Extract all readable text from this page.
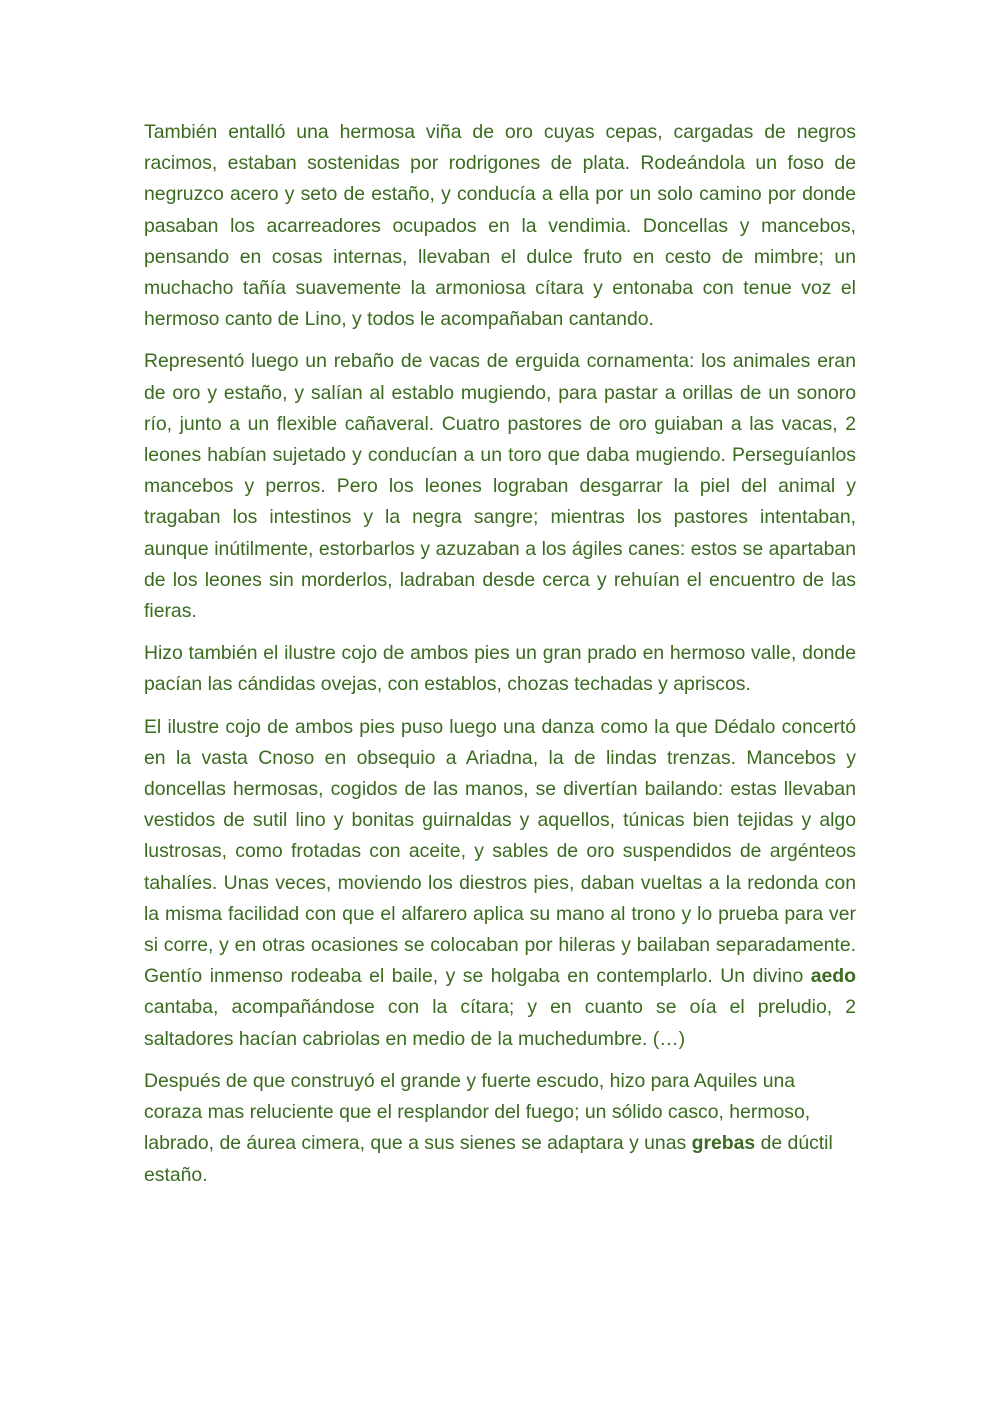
También entalló una hermosa viña de oro cuyas cepas, cargadas de negros racimos, estaban sostenidas por rodrigones de plata. Rodeándola un foso de negruzco acero y seto de estaño, y conducía a ella por un solo camino por donde pasaban los acarreadores ocupados en la vendimia. Doncellas y mancebos, pensando en cosas internas, llevaban el dulce fruto en cesto de mimbre; un muchacho tañía suavemente la armoniosa cítara y entonaba con tenue voz el hermoso canto de Lino, y todos le acompañaban cantando.

Representó luego un rebaño de vacas de erguida cornamenta: los animales eran de oro y estaño, y salían al establo mugiendo, para pastar a orillas de un sonoro río, junto a un flexible cañaveral. Cuatro pastores de oro guiaban a las vacas, 2 leones habían sujetado y conducían a un toro que daba mugiendo. Perseguíanlos mancebos y perros. Pero los leones lograban desgarrar la piel del animal y tragaban los intestinos y la negra sangre; mientras los pastores intentaban, aunque inútilmente, estorbarlos y azuzaban a los ágiles canes: estos se apartaban de los leones sin morderlos, ladraban desde cerca y rehuían el encuentro de las fieras.

Hizo también el ilustre cojo de ambos pies un gran prado en hermoso valle, donde pacían las cándidas ovejas, con establos, chozas techadas y apriscos.

El ilustre cojo de ambos pies puso luego una danza como la que Dédalo concertó en la vasta Cnoso en obsequio a Ariadna, la de lindas trenzas. Mancebos y doncellas hermosas, cogidos de las manos, se divertían bailando: estas llevaban vestidos de sutil lino y bonitas guirnaldas y aquellos, túnicas bien tejidas y algo lustrosas, como frotadas con aceite, y sables de oro suspendidos de argénteos tahalíes. Unas veces, moviendo los diestros pies, daban vueltas a la redonda con la misma facilidad con que el alfarero aplica su mano al trono y lo prueba para ver si corre, y en otras ocasiones se colocaban por hileras y bailaban separadamente. Gentío inmenso rodeaba el baile, y se holgaba en contemplarlo. Un divino aedo cantaba, acompañándose con la cítara; y en cuanto se oía el preludio, 2 saltadores hacían cabriolas en medio de la muchedumbre. (…)

Después de que construyó el grande y fuerte escudo, hizo para Aquiles una coraza mas reluciente que el resplandor del fuego; un sólido casco, hermoso, labrado, de áurea cimera, que a sus sienes se adaptara y unas grebas de dúctil estaño.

■ THE REQUEST: Exclude the pictures and repeat every other part of the records word for word.

■ THE OUTPUT:
Extract all readable text from this page.
También entalló una hermosa viña de oro cuyas cepas, cargadas de negros racimos, estaban sostenidas por rodrigones de plata. Rodeándola un foso de negruzco acero y seto de estaño, y conducía a ella por un solo camino por donde pasaban los acarreadores ocupados en la vendimia. Doncellas y mancebos, pensando en cosas internas, llevaban el dulce fruto en cesto de mimbre; un muchacho tañía suavemente la armoniosa cítara y entonaba con tenue voz el hermoso canto de Lino, y todos le acompañaban cantando.

Representó luego un rebaño de vacas de erguida cornamenta: los animales eran de oro y estaño, y salían al establo mugiendo, para pastar a orillas de un sonoro río, junto a un flexible cañaveral. Cuatro pastores de oro guiaban a las vacas, 2 leones habían sujetado y conducían a un toro que daba mugiendo. Perseguíanlos mancebos y perros. Pero los leones lograban desgarrar la piel del animal y tragaban los intestinos y la negra sangre; mientras los pastores intentaban, aunque inútilmente, estorbarlos y azuzaban a los ágiles canes: estos se apartaban de los leones sin morderlos, ladraban desde cerca y rehuían el encuentro de las fieras.

Hizo también el ilustre cojo de ambos pies un gran prado en hermoso valle, donde pacían las cándidas ovejas, con establos, chozas techadas y apriscos.

El ilustre cojo de ambos pies puso luego una danza como la que Dédalo concertó en la vasta Cnoso en obsequio a Ariadna, la de lindas trenzas. Mancebos y doncellas hermosas, cogidos de las manos, se divertían bailando: estas llevaban vestidos de sutil lino y bonitas guirnaldas y aquellos, túnicas bien tejidas y algo lustrosas, como frotadas con aceite, y sables de oro suspendidos de argénteos tahalíes. Unas veces, moviendo los diestros pies, daban vueltas a la redonda con la misma facilidad con que el alfarero aplica su mano al trono y lo prueba para ver si corre, y en otras ocasiones se colocaban por hileras y bailaban separadamente. Gentío inmenso rodeaba el baile, y se holgaba en contemplarlo. Un divino aedo cantaba, acompañándose con la cítara; y en cuanto se oía el preludio, 2 saltadores hacían cabriolas en medio de la muchedumbre. (…)

Después de que construyó el grande y fuerte escudo, hizo para Aquiles una coraza mas reluciente que el resplandor del fuego; un sólido casco, hermoso, labrado, de áurea cimera, que a sus sienes se adaptara y unas grebas de dúctil estaño.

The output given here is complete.